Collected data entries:
_ _ _ _ _ _ _

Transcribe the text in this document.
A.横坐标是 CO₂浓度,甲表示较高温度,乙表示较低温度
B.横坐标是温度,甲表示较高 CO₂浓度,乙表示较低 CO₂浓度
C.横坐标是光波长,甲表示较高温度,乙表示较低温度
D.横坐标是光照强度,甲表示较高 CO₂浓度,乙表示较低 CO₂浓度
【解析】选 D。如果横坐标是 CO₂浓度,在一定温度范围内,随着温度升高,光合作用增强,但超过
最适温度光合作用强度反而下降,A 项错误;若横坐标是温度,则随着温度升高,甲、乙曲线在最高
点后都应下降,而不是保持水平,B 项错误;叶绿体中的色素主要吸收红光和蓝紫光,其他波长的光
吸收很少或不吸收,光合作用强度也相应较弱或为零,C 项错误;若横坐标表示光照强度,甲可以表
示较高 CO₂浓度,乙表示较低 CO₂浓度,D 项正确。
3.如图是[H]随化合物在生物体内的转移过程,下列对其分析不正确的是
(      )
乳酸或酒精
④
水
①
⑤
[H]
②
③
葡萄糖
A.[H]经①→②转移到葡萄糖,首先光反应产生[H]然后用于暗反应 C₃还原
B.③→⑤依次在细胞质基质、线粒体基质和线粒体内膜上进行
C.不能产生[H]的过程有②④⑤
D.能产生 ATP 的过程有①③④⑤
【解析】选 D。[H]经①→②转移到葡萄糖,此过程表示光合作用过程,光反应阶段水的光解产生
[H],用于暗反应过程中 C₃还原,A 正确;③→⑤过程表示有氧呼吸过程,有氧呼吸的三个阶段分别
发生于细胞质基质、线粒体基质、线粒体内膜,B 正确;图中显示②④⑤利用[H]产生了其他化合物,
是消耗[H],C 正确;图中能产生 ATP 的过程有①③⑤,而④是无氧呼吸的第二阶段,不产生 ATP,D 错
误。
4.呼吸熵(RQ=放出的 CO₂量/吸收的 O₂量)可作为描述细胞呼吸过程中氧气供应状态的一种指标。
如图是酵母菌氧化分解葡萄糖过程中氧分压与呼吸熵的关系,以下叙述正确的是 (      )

_ _ _ _ _ _ _

(Exercise) Find each line that has the word "乙表示较低温度", then copy it out.

(Final result)
A.横坐标是 CO₂浓度,甲表示较高温度,乙表示较低温度
C.横坐标是光波长,甲表示较高温度,乙表示较低温度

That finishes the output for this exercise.